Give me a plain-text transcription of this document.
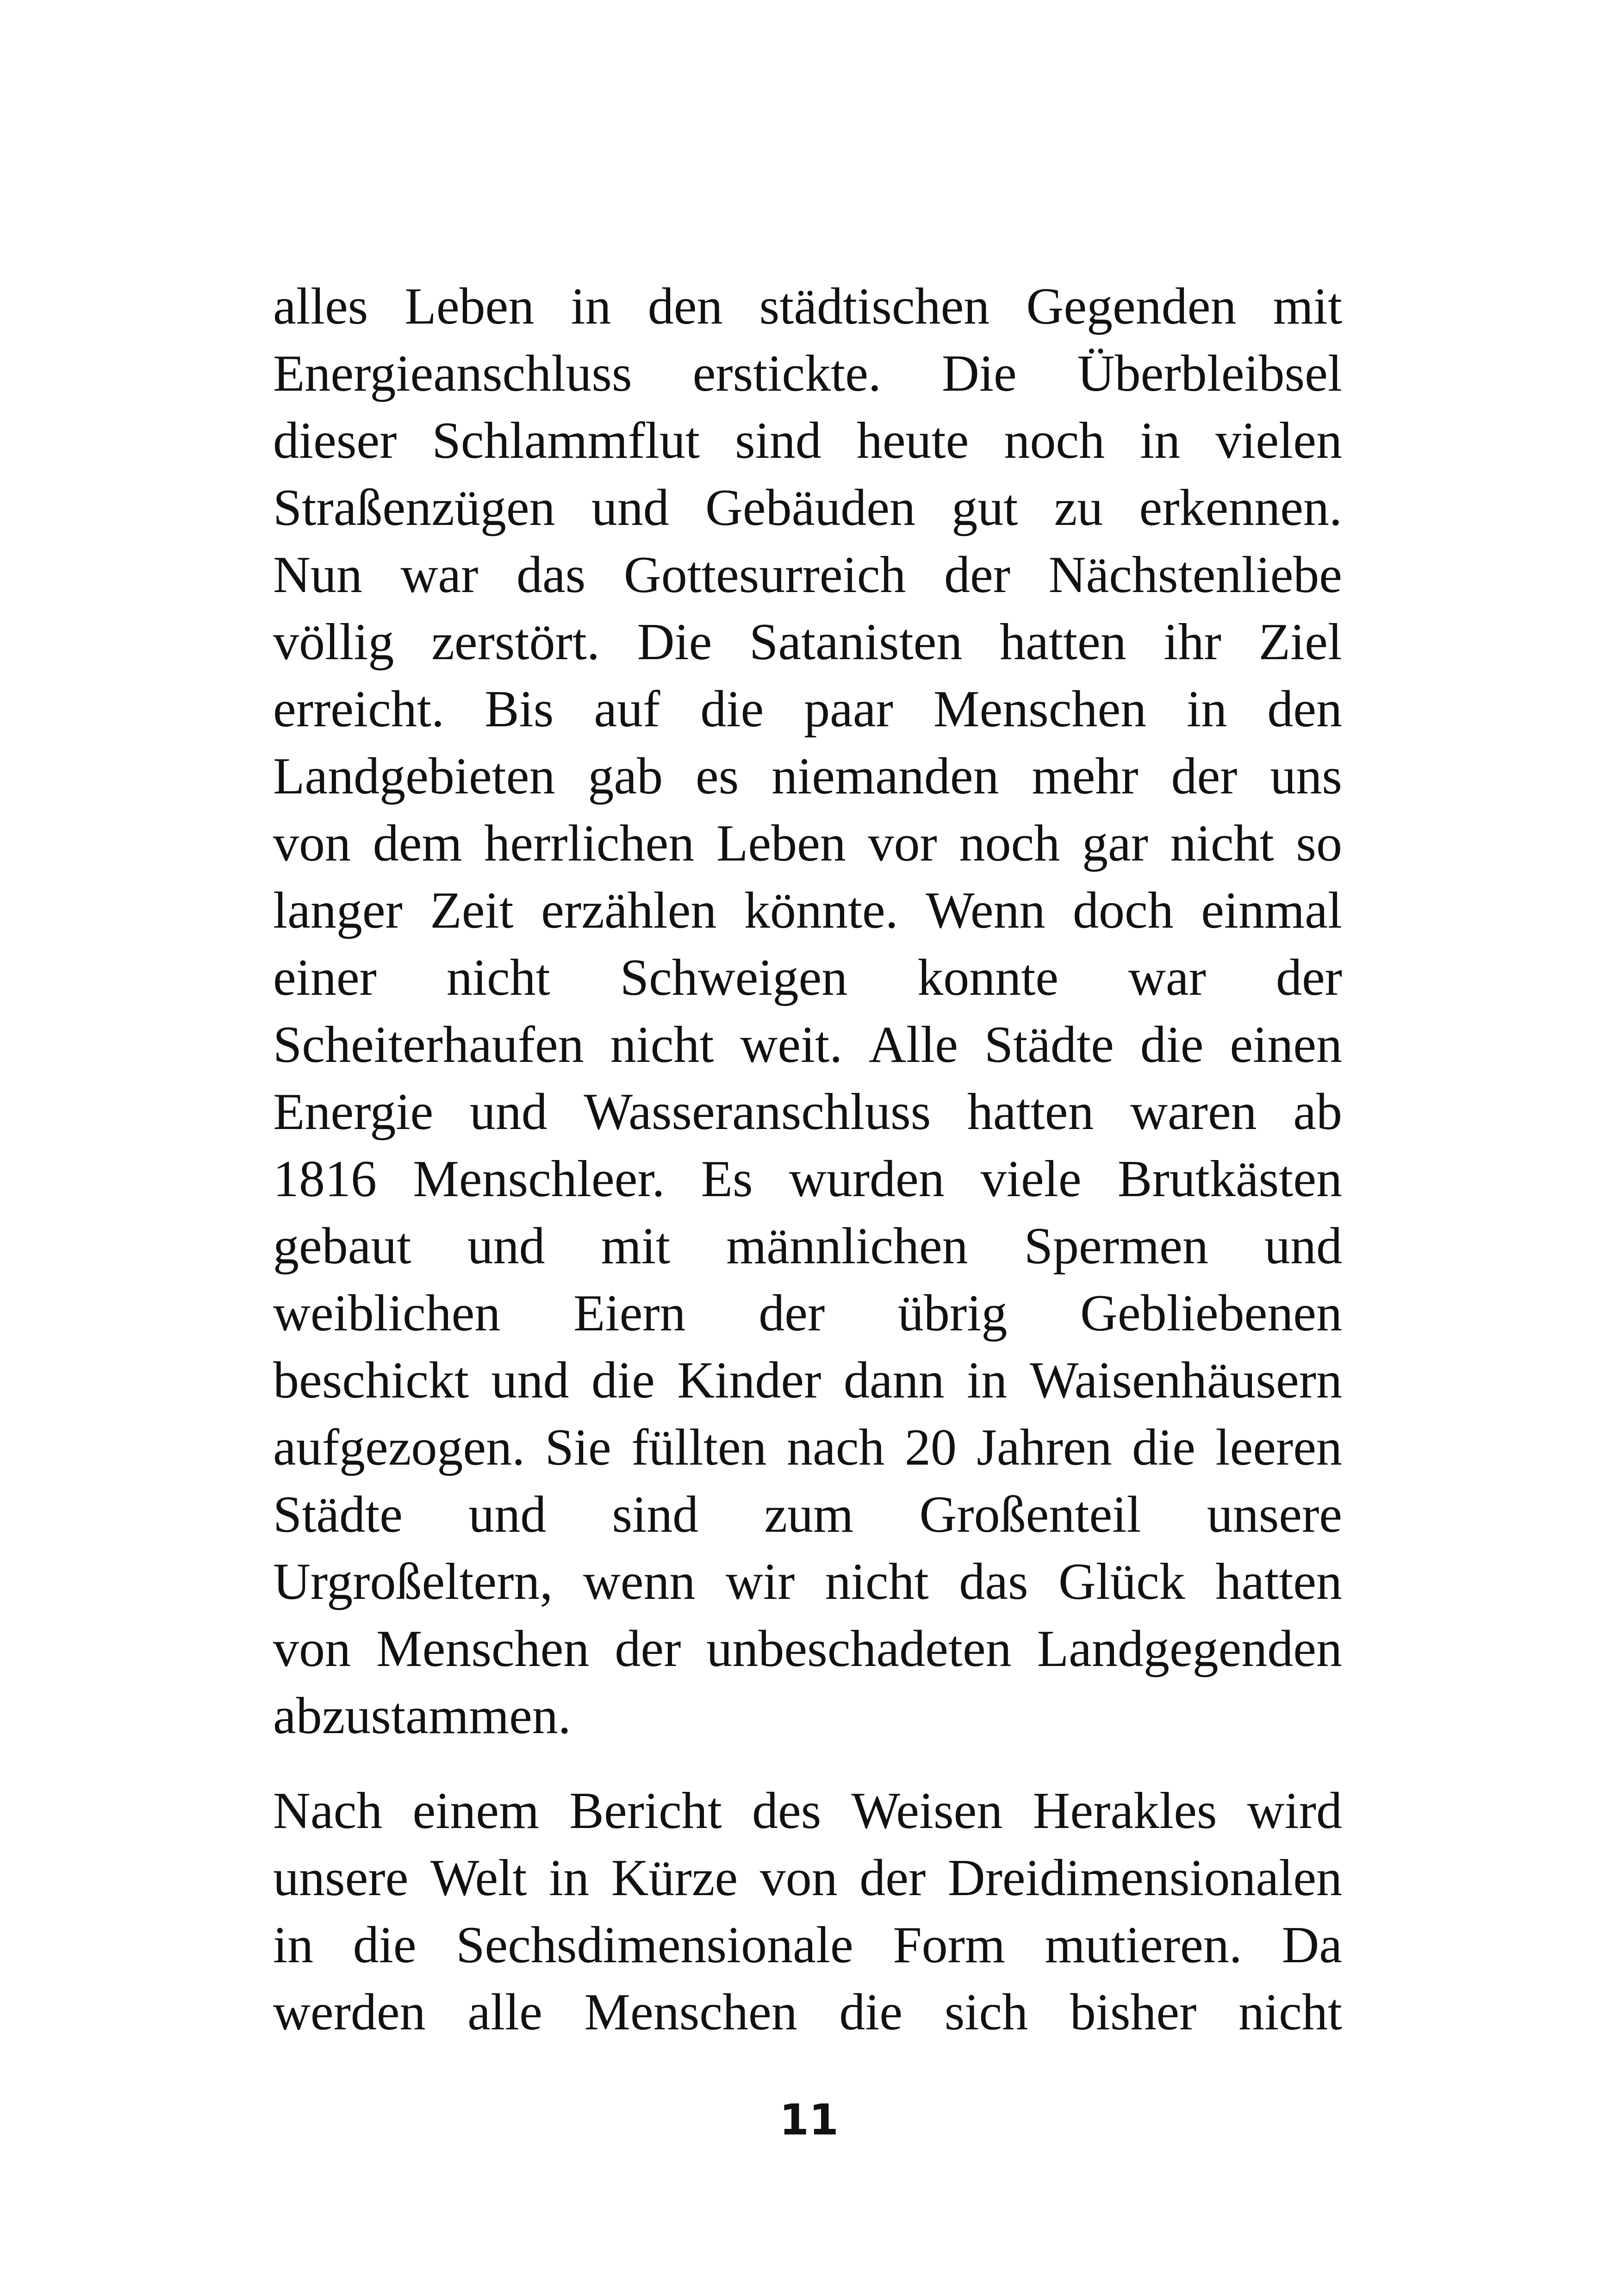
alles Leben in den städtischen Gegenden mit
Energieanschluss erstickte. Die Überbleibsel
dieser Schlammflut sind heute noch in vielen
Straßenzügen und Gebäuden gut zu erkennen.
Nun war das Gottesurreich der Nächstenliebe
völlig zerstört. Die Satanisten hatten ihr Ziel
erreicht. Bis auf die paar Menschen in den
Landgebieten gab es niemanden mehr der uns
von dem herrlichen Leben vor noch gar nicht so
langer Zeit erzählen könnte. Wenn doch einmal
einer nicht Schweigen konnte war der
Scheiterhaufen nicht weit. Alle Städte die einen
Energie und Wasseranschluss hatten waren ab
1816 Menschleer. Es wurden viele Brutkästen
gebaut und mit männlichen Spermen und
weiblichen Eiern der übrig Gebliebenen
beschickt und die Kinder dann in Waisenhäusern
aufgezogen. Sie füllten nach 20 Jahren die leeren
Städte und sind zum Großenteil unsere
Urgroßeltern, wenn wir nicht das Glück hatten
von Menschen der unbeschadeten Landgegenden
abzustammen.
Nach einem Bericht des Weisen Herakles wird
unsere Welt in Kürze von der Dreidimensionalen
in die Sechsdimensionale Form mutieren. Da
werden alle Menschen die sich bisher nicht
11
=-=-=
Aim
Make an exact copy of the data above, pictures excluded.

Solution to this problem
Give me a plain-text transcription of this document.
alles Leben in den städtischen Gegenden mit
Energieanschluss erstickte. Die Überbleibsel
dieser Schlammflut sind heute noch in vielen
Straßenzügen und Gebäuden gut zu erkennen.
Nun war das Gottesurreich der Nächstenliebe
völlig zerstört. Die Satanisten hatten ihr Ziel
erreicht. Bis auf die paar Menschen in den
Landgebieten gab es niemanden mehr der uns
von dem herrlichen Leben vor noch gar nicht so
langer Zeit erzählen könnte. Wenn doch einmal
einer nicht Schweigen konnte war der
Scheiterhaufen nicht weit. Alle Städte die einen
Energie und Wasseranschluss hatten waren ab
1816 Menschleer. Es wurden viele Brutkästen
gebaut und mit männlichen Spermen und
weiblichen Eiern der übrig Gebliebenen
beschickt und die Kinder dann in Waisenhäusern
aufgezogen. Sie füllten nach 20 Jahren die leeren
Städte und sind zum Großenteil unsere
Urgroßeltern, wenn wir nicht das Glück hatten
von Menschen der unbeschadeten Landgegenden
abzustammen.
Nach einem Bericht des Weisen Herakles wird
unsere Welt in Kürze von der Dreidimensionalen
in die Sechsdimensionale Form mutieren. Da
werden alle Menschen die sich bisher nicht
11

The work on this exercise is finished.